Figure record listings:
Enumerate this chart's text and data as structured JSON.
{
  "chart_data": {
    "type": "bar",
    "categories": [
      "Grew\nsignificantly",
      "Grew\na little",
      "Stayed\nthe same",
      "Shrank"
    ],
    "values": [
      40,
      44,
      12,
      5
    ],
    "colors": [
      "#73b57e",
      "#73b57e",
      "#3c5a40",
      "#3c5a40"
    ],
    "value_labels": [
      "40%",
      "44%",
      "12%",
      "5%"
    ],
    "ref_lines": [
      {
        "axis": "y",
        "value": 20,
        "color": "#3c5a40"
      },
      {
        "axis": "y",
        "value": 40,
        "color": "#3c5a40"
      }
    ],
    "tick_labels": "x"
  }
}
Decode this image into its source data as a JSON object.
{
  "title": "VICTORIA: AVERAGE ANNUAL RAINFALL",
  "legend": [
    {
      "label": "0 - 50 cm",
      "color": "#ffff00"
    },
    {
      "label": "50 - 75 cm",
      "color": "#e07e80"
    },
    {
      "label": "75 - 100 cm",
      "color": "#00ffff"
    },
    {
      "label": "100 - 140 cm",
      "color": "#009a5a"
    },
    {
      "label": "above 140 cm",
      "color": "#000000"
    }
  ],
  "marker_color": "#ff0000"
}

_Exercise objective_
Go through the listing above and list every line that has the word "Grew".

_Task response_
      "Grew\nsignificantly",
      "Grew\na little",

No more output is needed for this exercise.